● **GIVEN INSTRUCTION**: Work through the listing below and count the lines that hold "name". Answer with the number alone.

(Figure dataset records)
==========
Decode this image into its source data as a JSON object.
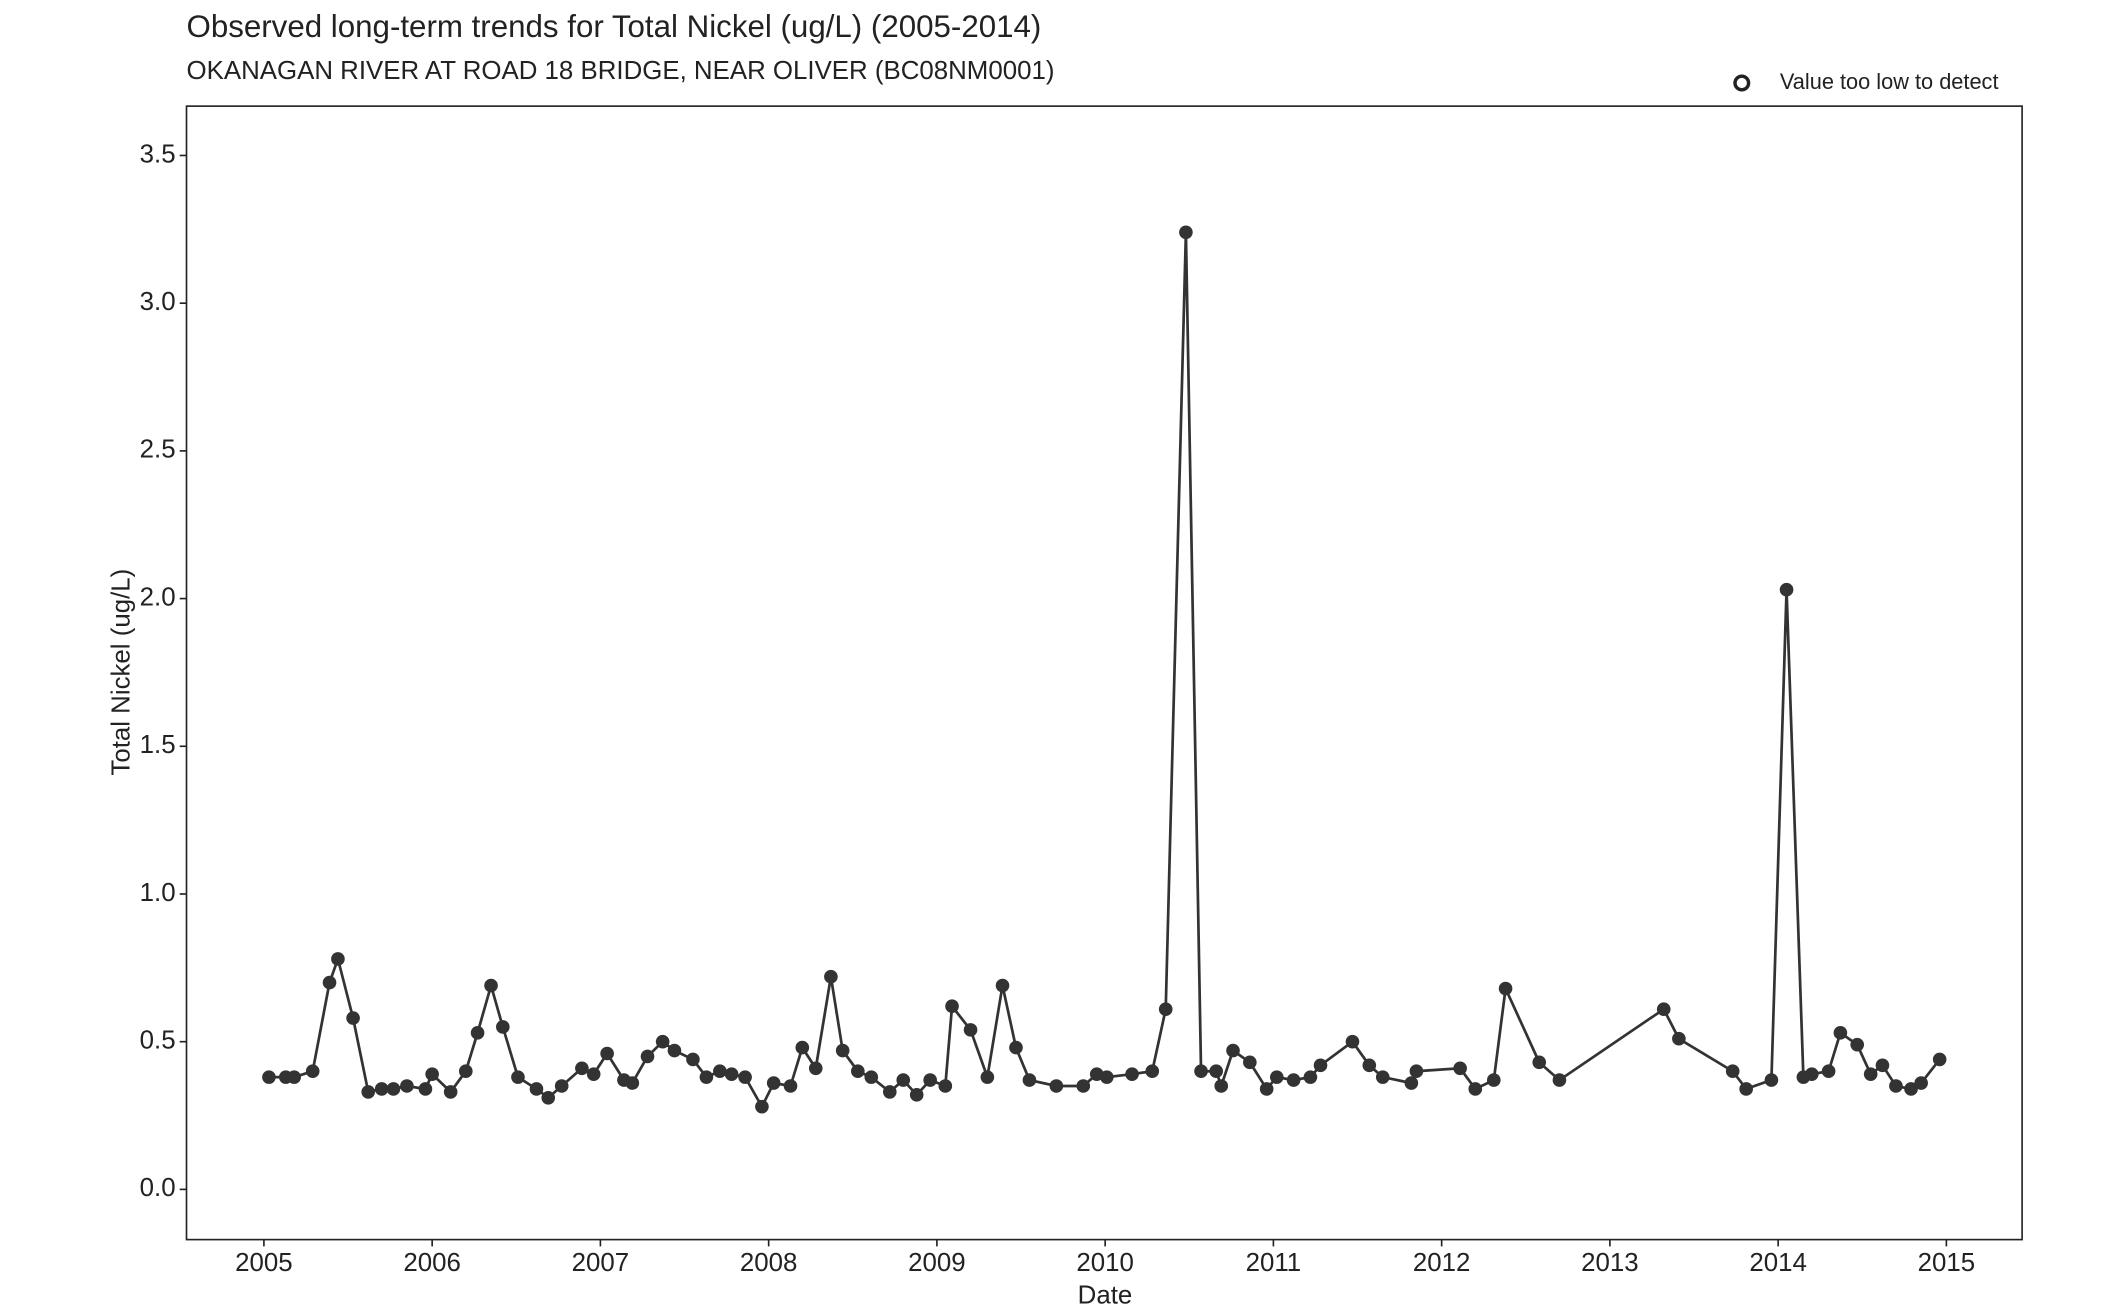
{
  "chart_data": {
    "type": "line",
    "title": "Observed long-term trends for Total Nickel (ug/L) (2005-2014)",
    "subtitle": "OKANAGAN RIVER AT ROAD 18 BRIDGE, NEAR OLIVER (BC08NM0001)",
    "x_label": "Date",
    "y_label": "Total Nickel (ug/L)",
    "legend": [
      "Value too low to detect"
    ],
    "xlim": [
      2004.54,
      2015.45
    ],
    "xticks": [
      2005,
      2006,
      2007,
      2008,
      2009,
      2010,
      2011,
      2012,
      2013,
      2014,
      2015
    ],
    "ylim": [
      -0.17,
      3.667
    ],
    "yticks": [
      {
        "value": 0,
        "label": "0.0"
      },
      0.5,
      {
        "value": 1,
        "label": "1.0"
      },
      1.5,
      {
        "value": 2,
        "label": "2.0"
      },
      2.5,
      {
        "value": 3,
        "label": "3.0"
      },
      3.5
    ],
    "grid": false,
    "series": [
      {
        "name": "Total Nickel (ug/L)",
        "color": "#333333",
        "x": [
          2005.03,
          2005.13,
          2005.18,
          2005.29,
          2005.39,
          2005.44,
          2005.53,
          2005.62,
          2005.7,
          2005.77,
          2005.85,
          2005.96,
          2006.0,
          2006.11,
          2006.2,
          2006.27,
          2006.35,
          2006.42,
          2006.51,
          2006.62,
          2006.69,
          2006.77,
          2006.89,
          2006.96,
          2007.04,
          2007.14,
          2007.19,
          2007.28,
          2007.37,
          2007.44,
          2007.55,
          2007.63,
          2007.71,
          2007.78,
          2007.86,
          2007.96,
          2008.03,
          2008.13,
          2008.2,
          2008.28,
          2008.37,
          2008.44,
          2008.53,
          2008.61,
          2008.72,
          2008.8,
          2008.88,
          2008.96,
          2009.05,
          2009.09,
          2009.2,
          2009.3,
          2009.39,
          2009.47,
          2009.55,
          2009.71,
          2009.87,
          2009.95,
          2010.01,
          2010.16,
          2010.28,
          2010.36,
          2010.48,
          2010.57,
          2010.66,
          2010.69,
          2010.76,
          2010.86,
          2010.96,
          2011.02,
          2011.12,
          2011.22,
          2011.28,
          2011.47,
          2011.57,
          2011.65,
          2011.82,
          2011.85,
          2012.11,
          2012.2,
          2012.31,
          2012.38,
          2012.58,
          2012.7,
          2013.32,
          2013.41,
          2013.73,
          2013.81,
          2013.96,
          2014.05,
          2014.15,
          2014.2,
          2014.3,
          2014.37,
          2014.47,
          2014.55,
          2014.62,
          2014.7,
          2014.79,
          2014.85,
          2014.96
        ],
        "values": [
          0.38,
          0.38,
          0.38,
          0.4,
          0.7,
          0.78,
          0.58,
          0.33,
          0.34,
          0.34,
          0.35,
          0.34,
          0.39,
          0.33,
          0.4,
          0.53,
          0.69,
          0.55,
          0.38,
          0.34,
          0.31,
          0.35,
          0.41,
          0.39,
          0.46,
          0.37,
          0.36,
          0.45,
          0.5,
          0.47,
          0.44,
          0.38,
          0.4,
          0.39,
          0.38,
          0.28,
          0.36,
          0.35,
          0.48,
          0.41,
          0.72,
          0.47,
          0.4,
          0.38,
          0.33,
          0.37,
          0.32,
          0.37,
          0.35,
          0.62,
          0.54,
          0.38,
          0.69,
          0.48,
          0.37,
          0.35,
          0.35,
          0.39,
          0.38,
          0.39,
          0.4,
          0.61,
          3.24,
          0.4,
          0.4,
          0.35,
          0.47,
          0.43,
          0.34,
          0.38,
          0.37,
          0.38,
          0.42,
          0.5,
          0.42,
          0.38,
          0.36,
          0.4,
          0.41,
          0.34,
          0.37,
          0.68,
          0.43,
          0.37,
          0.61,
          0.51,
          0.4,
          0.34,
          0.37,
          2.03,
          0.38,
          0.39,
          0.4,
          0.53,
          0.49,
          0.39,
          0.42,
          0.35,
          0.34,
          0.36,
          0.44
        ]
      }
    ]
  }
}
==========
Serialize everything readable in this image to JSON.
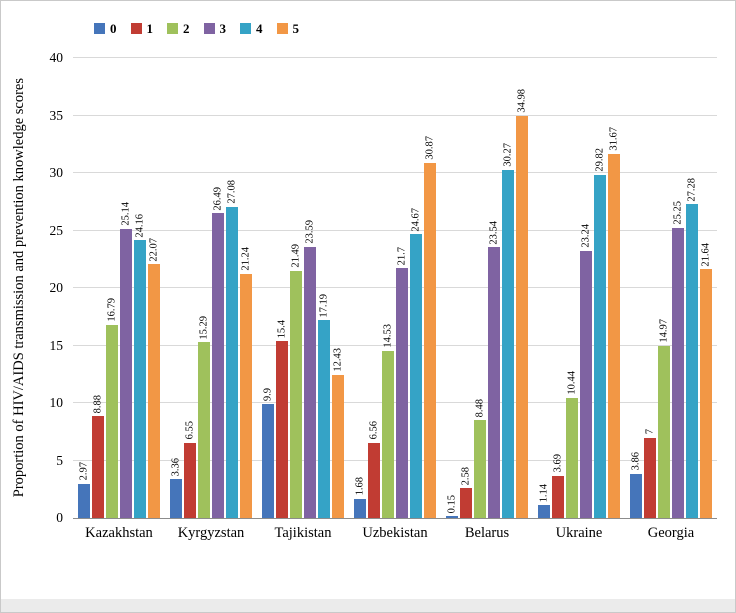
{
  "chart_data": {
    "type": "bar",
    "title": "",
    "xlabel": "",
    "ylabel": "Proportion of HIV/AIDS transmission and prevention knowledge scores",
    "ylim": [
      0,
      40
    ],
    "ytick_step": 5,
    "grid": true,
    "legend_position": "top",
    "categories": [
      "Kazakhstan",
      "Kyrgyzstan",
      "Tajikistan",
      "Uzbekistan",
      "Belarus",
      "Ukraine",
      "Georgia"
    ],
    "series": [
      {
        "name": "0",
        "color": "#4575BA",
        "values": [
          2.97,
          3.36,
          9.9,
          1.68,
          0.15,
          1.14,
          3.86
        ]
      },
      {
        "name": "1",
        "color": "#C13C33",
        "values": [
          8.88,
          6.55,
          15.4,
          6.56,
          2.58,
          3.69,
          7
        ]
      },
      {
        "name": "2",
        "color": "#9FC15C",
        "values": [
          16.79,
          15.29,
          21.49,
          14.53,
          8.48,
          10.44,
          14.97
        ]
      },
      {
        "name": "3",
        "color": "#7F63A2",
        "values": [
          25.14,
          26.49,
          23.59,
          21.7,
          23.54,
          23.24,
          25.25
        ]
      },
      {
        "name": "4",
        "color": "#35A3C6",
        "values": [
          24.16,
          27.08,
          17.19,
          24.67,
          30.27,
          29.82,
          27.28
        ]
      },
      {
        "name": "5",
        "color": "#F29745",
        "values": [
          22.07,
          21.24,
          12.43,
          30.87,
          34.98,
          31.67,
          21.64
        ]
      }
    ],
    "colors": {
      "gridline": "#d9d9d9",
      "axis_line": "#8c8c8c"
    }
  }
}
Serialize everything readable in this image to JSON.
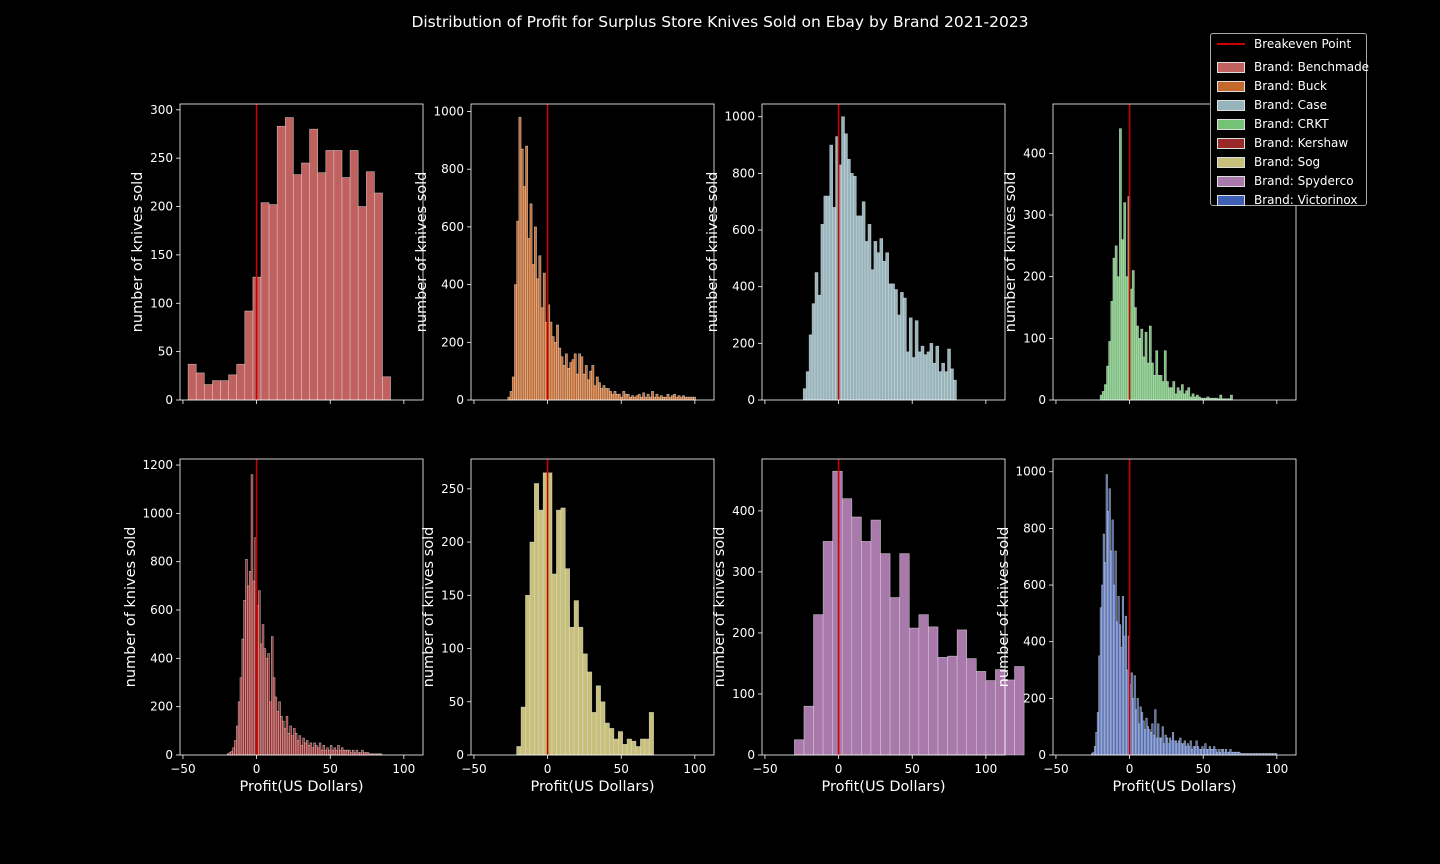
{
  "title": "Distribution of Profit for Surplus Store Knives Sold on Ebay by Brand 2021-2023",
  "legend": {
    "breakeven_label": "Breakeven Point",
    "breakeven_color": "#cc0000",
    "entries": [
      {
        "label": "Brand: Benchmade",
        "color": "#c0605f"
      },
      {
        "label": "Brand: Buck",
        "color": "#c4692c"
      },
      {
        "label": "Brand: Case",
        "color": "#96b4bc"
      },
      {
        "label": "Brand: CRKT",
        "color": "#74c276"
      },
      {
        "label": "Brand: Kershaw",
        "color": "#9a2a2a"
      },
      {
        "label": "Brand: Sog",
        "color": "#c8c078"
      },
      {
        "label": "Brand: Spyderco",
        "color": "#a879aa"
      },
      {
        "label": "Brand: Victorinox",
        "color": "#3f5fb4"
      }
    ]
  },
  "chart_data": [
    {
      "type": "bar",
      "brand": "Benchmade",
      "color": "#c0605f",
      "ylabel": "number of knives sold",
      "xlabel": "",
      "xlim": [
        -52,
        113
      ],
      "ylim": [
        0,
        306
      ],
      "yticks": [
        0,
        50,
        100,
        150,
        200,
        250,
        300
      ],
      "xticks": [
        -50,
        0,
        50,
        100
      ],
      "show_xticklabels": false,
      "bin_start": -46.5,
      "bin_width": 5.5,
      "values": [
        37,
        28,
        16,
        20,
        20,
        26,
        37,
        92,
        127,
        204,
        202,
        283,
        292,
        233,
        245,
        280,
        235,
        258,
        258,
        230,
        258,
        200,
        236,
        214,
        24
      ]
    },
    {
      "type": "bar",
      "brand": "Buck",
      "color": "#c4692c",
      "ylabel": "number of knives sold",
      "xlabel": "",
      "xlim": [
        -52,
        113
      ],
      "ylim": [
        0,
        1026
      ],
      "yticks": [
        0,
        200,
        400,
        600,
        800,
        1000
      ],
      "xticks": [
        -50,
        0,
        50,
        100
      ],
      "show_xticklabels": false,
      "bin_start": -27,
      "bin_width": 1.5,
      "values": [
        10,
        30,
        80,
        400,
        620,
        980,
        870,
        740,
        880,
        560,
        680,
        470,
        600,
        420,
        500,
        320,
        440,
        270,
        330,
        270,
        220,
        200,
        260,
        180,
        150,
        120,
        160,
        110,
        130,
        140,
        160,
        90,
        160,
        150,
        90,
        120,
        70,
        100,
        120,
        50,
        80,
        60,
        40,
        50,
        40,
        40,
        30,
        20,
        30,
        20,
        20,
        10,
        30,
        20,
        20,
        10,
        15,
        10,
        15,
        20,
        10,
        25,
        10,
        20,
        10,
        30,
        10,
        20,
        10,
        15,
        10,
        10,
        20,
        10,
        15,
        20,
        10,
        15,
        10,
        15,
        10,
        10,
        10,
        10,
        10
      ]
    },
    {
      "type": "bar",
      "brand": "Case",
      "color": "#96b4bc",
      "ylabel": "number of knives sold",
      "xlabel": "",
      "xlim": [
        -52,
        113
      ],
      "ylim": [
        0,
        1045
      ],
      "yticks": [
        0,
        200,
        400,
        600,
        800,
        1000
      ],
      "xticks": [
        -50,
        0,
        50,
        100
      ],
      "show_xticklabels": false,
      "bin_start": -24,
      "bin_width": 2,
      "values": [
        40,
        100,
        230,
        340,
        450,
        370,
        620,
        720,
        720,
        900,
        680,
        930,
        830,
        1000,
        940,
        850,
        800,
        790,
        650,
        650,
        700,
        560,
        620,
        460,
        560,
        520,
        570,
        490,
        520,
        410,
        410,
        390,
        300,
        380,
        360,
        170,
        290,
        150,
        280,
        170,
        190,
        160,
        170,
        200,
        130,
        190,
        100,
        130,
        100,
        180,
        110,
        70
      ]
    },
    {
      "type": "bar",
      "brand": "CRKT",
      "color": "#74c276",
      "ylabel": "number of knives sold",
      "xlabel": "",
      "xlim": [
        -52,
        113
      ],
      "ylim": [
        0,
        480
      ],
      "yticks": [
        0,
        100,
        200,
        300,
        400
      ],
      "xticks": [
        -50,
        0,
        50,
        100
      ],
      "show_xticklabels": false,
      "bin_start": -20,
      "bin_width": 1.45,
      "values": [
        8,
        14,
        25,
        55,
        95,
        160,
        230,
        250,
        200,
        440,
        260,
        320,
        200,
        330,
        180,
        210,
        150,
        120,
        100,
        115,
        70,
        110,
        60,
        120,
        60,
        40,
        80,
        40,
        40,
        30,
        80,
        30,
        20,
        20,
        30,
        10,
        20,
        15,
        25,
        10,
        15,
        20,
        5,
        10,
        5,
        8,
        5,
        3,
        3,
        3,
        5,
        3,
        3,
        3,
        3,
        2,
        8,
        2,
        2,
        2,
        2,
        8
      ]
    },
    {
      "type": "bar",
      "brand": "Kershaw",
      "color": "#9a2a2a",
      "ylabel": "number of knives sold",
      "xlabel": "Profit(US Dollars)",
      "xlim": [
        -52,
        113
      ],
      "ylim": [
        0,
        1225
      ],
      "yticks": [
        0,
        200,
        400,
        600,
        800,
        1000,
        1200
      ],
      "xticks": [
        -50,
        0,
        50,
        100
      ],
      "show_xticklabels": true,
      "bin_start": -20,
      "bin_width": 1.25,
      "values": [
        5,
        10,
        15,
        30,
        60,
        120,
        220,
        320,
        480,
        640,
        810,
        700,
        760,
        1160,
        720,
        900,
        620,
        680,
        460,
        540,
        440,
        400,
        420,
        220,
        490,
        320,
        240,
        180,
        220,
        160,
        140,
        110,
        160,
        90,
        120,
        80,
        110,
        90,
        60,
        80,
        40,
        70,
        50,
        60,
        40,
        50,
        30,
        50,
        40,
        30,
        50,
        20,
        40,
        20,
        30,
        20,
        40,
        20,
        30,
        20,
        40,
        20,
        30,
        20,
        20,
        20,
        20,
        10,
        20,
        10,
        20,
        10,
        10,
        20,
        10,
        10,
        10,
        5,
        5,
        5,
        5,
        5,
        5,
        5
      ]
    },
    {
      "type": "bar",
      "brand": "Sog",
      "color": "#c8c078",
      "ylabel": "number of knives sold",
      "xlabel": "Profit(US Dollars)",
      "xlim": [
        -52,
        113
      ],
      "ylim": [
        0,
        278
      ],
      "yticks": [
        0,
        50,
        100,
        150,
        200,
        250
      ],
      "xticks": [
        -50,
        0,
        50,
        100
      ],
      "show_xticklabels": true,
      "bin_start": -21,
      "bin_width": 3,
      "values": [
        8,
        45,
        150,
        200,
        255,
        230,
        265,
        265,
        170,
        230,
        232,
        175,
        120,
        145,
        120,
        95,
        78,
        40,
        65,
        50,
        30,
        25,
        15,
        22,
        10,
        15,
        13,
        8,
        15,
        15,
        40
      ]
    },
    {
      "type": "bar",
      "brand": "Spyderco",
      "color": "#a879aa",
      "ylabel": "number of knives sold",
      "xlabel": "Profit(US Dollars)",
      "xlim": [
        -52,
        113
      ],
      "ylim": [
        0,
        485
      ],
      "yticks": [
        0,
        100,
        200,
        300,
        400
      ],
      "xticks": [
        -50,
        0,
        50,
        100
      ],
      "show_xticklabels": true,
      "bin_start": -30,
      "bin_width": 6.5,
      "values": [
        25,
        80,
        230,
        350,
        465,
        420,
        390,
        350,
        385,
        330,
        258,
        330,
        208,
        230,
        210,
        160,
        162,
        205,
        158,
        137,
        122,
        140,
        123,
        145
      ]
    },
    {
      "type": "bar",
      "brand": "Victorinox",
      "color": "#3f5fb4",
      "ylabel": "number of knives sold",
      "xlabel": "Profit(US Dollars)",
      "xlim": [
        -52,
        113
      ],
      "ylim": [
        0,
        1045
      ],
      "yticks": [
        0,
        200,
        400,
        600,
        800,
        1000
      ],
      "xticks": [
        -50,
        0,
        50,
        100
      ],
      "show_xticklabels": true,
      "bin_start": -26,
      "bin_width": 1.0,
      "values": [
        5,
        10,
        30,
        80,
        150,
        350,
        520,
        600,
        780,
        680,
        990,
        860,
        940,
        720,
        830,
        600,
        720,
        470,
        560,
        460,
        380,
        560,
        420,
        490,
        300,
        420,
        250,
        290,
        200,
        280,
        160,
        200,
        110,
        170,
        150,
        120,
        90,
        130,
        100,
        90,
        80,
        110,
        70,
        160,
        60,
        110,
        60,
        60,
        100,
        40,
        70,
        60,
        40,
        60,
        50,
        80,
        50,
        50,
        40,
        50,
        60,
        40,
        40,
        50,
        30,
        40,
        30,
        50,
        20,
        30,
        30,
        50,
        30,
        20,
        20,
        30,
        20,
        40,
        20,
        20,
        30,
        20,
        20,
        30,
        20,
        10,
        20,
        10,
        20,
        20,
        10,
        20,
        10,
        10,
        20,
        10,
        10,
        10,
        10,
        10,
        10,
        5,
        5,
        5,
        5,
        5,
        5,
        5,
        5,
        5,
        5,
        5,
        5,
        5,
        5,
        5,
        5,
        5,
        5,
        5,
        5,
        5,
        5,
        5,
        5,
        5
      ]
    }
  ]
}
==========
● **RESULT OF THIS EXERCISE**: 7